Raw records:
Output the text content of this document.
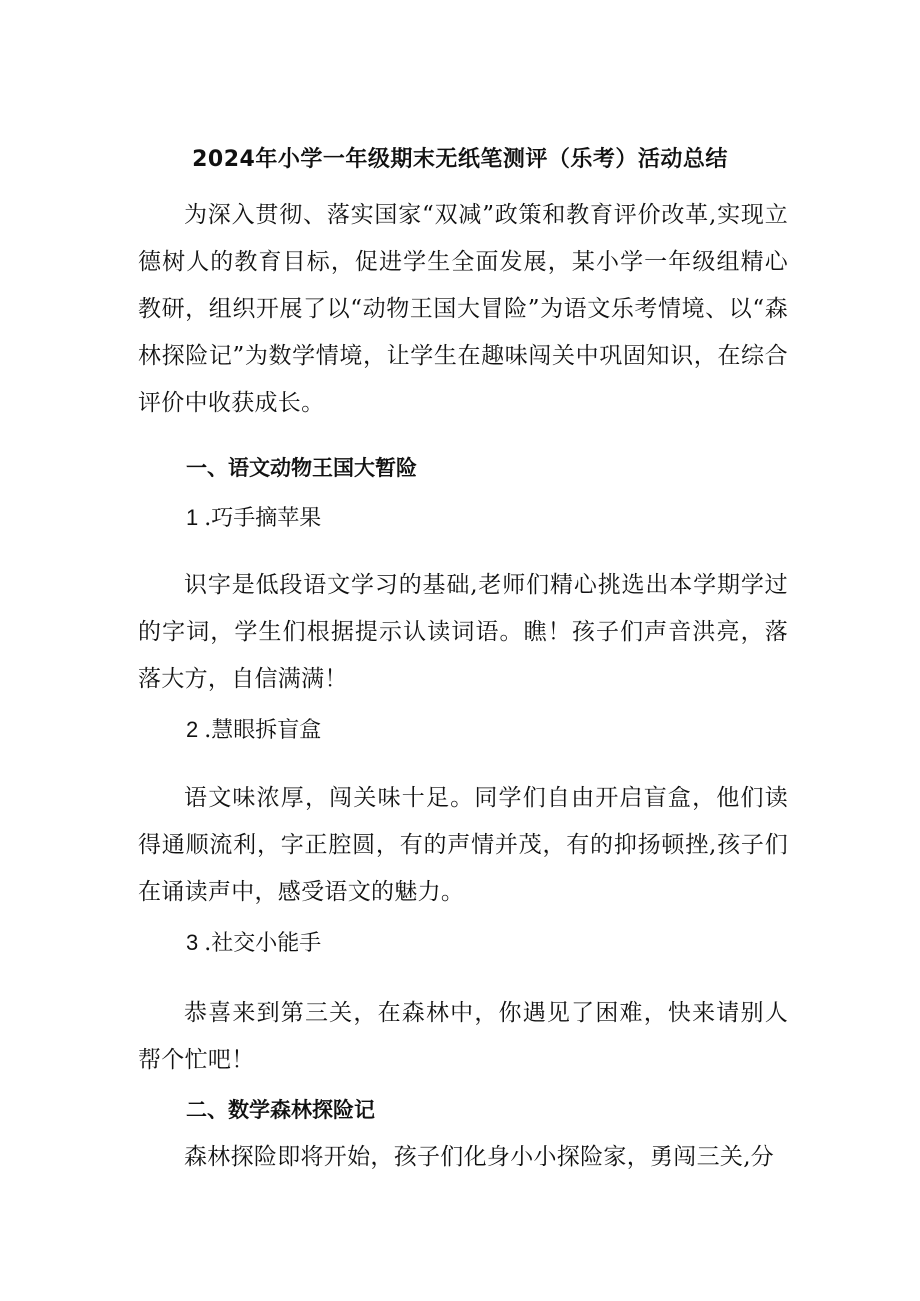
2024年小学一年级期末无纸笔测评（乐考）活动总结

为深入贯彻、落实国家“双减”政策和教育评价改革,实现立德树人的教育目标，促进学生全面发展，某小学一年级组精心教研，组织开展了以“动物王国大冒险”为语文乐考情境、以“森林探险记”为数学情境，让学生在趣味闯关中巩固知识，在综合评价中收获成长。

一、语文动物王国大暂险
1 .巧手摘苹果

识字是低段语文学习的基础,老师们精心挑选出本学期学过的字词，学生们根据提示认读词语。瞧！孩子们声音洪亮，落落大方，自信满满！

2 .慧眼拆盲盒

语文味浓厚，闯关味十足。同学们自由开启盲盒，他们读得通顺流利，字正腔圆，有的声情并茂，有的抑扬顿挫,孩子们在诵读声中，感受语文的魅力。

3 .社交小能手

恭喜来到第三关，在森林中，你遇见了困难，快来请别人帮个忙吧！

二、数学森林探险记

森林探险即将开始，孩子们化身小小探险家，勇闯三关,分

Directions:
Images should not appear in the copy; retype the listing above exactly.

Written solution:
Output the text content of this document.
2024年小学一年级期末无纸笔测评（乐考）活动总结

为深入贯彻、落实国家“双减”政策和教育评价改革,实现立德树人的教育目标，促进学生全面发展，某小学一年级组精心教研，组织开展了以“动物王国大冒险”为语文乐考情境、以“森林探险记”为数学情境，让学生在趣味闯关中巩固知识，在综合评价中收获成长。

一、语文动物王国大暂险
1 .巧手摘苹果

识字是低段语文学习的基础,老师们精心挑选出本学期学过的字词，学生们根据提示认读词语。瞧！孩子们声音洪亮，落落大方，自信满满！

2 .慧眼拆盲盒

语文味浓厚，闯关味十足。同学们自由开启盲盒，他们读得通顺流利，字正腔圆，有的声情并茂，有的抑扬顿挫,孩子们在诵读声中，感受语文的魅力。

3 .社交小能手

恭喜来到第三关，在森林中，你遇见了困难，快来请别人帮个忙吧！

二、数学森林探险记

森林探险即将开始，孩子们化身小小探险家，勇闯三关,分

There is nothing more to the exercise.